— START LISTED RECORDS —
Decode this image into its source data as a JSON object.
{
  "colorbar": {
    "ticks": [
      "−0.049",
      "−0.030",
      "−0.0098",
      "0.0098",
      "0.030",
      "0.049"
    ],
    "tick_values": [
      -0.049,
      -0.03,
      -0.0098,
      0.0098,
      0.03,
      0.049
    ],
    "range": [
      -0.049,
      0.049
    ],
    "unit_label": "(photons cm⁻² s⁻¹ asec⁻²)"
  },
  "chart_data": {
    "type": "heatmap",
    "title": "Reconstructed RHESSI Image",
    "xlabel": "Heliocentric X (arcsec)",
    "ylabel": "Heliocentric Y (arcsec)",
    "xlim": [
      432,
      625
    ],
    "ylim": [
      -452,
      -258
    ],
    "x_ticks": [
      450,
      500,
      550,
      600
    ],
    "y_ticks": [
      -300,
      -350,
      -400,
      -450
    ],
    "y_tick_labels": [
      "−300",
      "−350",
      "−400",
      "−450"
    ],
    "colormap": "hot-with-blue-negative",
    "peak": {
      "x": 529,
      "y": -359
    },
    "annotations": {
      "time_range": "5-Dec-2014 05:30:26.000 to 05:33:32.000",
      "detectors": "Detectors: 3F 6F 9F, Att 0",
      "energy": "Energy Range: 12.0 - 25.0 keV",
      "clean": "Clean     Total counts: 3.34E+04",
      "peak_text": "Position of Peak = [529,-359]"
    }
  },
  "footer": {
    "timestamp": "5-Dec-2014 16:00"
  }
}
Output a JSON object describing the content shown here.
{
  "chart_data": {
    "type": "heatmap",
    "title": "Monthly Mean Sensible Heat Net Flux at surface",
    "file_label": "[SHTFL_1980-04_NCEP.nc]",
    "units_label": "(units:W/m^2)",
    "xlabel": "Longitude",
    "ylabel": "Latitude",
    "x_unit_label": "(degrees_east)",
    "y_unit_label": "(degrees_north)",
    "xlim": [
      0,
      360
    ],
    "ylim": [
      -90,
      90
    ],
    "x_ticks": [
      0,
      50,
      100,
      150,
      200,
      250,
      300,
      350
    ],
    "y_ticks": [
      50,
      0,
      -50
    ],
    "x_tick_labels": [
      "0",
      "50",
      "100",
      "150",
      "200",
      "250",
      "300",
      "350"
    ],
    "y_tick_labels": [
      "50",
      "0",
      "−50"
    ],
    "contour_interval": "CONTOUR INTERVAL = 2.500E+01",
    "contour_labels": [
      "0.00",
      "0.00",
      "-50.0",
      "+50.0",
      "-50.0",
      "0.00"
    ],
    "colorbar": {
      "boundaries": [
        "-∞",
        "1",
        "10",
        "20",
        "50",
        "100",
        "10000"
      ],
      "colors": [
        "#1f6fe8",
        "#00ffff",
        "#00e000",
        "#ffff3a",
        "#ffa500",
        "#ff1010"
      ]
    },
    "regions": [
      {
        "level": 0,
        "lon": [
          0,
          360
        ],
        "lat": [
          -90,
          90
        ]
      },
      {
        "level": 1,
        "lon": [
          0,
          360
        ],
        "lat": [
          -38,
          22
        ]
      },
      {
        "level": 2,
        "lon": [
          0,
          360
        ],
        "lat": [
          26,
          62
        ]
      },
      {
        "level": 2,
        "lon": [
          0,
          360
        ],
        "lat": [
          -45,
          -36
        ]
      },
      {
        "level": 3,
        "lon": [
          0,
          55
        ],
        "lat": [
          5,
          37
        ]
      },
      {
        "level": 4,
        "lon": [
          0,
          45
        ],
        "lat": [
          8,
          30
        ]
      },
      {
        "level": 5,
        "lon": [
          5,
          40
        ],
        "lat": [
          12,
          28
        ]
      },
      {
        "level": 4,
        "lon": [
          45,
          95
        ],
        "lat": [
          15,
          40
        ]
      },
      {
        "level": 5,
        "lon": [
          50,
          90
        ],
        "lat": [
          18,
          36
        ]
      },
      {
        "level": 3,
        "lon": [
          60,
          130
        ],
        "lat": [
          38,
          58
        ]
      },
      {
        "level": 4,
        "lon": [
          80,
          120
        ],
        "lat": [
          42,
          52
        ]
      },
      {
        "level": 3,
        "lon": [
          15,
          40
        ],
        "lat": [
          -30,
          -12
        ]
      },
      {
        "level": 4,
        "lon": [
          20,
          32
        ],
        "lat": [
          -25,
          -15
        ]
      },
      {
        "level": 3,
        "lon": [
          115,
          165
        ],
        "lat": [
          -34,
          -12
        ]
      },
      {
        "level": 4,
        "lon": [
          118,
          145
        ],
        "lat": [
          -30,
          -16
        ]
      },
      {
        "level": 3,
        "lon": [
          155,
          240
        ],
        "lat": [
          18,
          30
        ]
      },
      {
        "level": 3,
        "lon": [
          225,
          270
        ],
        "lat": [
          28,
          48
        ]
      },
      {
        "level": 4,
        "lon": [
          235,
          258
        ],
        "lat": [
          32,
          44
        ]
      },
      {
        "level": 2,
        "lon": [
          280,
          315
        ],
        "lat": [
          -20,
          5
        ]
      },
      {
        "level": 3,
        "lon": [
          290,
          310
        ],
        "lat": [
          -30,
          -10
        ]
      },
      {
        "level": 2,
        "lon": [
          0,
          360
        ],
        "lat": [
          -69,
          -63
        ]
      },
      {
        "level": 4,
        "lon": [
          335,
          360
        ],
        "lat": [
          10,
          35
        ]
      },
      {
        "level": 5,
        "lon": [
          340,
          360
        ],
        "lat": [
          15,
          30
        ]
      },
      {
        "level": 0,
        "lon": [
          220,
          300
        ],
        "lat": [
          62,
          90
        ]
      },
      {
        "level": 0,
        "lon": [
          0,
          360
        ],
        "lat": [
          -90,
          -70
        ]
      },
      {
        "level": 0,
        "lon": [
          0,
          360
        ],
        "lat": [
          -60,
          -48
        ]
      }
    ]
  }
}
— END LISTED RECORDS —
◆ PROMPT
Print the records above exactly as they appear.

◆ CORRECT ANSWER
Decode this image into its source data as a JSON object.
{
  "colorbar": {
    "ticks": [
      "−0.049",
      "−0.030",
      "−0.0098",
      "0.0098",
      "0.030",
      "0.049"
    ],
    "tick_values": [
      -0.049,
      -0.03,
      -0.0098,
      0.0098,
      0.03,
      0.049
    ],
    "range": [
      -0.049,
      0.049
    ],
    "unit_label": "(photons cm⁻² s⁻¹ asec⁻²)"
  },
  "chart_data": {
    "type": "heatmap",
    "title": "Reconstructed RHESSI Image",
    "xlabel": "Heliocentric X (arcsec)",
    "ylabel": "Heliocentric Y (arcsec)",
    "xlim": [
      432,
      625
    ],
    "ylim": [
      -452,
      -258
    ],
    "x_ticks": [
      450,
      500,
      550,
      600
    ],
    "y_ticks": [
      -300,
      -350,
      -400,
      -450
    ],
    "y_tick_labels": [
      "−300",
      "−350",
      "−400",
      "−450"
    ],
    "colormap": "hot-with-blue-negative",
    "peak": {
      "x": 529,
      "y": -359
    },
    "annotations": {
      "time_range": "5-Dec-2014 05:30:26.000 to 05:33:32.000",
      "detectors": "Detectors: 3F 6F 9F, Att 0",
      "energy": "Energy Range: 12.0 - 25.0 keV",
      "clean": "Clean     Total counts: 3.34E+04",
      "peak_text": "Position of Peak = [529,-359]"
    }
  },
  "footer": {
    "timestamp": "5-Dec-2014 16:00"
  }
}
Output a JSON object describing the content shown here.
{
  "chart_data": {
    "type": "heatmap",
    "title": "Monthly Mean Sensible Heat Net Flux at surface",
    "file_label": "[SHTFL_1980-04_NCEP.nc]",
    "units_label": "(units:W/m^2)",
    "xlabel": "Longitude",
    "ylabel": "Latitude",
    "x_unit_label": "(degrees_east)",
    "y_unit_label": "(degrees_north)",
    "xlim": [
      0,
      360
    ],
    "ylim": [
      -90,
      90
    ],
    "x_ticks": [
      0,
      50,
      100,
      150,
      200,
      250,
      300,
      350
    ],
    "y_ticks": [
      50,
      0,
      -50
    ],
    "x_tick_labels": [
      "0",
      "50",
      "100",
      "150",
      "200",
      "250",
      "300",
      "350"
    ],
    "y_tick_labels": [
      "50",
      "0",
      "−50"
    ],
    "contour_interval": "CONTOUR INTERVAL = 2.500E+01",
    "contour_labels": [
      "0.00",
      "0.00",
      "-50.0",
      "+50.0",
      "-50.0",
      "0.00"
    ],
    "colorbar": {
      "boundaries": [
        "-∞",
        "1",
        "10",
        "20",
        "50",
        "100",
        "10000"
      ],
      "colors": [
        "#1f6fe8",
        "#00ffff",
        "#00e000",
        "#ffff3a",
        "#ffa500",
        "#ff1010"
      ]
    },
    "regions": [
      {
        "level": 0,
        "lon": [
          0,
          360
        ],
        "lat": [
          -90,
          90
        ]
      },
      {
        "level": 1,
        "lon": [
          0,
          360
        ],
        "lat": [
          -38,
          22
        ]
      },
      {
        "level": 2,
        "lon": [
          0,
          360
        ],
        "lat": [
          26,
          62
        ]
      },
      {
        "level": 2,
        "lon": [
          0,
          360
        ],
        "lat": [
          -45,
          -36
        ]
      },
      {
        "level": 3,
        "lon": [
          0,
          55
        ],
        "lat": [
          5,
          37
        ]
      },
      {
        "level": 4,
        "lon": [
          0,
          45
        ],
        "lat": [
          8,
          30
        ]
      },
      {
        "level": 5,
        "lon": [
          5,
          40
        ],
        "lat": [
          12,
          28
        ]
      },
      {
        "level": 4,
        "lon": [
          45,
          95
        ],
        "lat": [
          15,
          40
        ]
      },
      {
        "level": 5,
        "lon": [
          50,
          90
        ],
        "lat": [
          18,
          36
        ]
      },
      {
        "level": 3,
        "lon": [
          60,
          130
        ],
        "lat": [
          38,
          58
        ]
      },
      {
        "level": 4,
        "lon": [
          80,
          120
        ],
        "lat": [
          42,
          52
        ]
      },
      {
        "level": 3,
        "lon": [
          15,
          40
        ],
        "lat": [
          -30,
          -12
        ]
      },
      {
        "level": 4,
        "lon": [
          20,
          32
        ],
        "lat": [
          -25,
          -15
        ]
      },
      {
        "level": 3,
        "lon": [
          115,
          165
        ],
        "lat": [
          -34,
          -12
        ]
      },
      {
        "level": 4,
        "lon": [
          118,
          145
        ],
        "lat": [
          -30,
          -16
        ]
      },
      {
        "level": 3,
        "lon": [
          155,
          240
        ],
        "lat": [
          18,
          30
        ]
      },
      {
        "level": 3,
        "lon": [
          225,
          270
        ],
        "lat": [
          28,
          48
        ]
      },
      {
        "level": 4,
        "lon": [
          235,
          258
        ],
        "lat": [
          32,
          44
        ]
      },
      {
        "level": 2,
        "lon": [
          280,
          315
        ],
        "lat": [
          -20,
          5
        ]
      },
      {
        "level": 3,
        "lon": [
          290,
          310
        ],
        "lat": [
          -30,
          -10
        ]
      },
      {
        "level": 2,
        "lon": [
          0,
          360
        ],
        "lat": [
          -69,
          -63
        ]
      },
      {
        "level": 4,
        "lon": [
          335,
          360
        ],
        "lat": [
          10,
          35
        ]
      },
      {
        "level": 5,
        "lon": [
          340,
          360
        ],
        "lat": [
          15,
          30
        ]
      },
      {
        "level": 0,
        "lon": [
          220,
          300
        ],
        "lat": [
          62,
          90
        ]
      },
      {
        "level": 0,
        "lon": [
          0,
          360
        ],
        "lat": [
          -90,
          -70
        ]
      },
      {
        "level": 0,
        "lon": [
          0,
          360
        ],
        "lat": [
          -60,
          -48
        ]
      }
    ]
  }
}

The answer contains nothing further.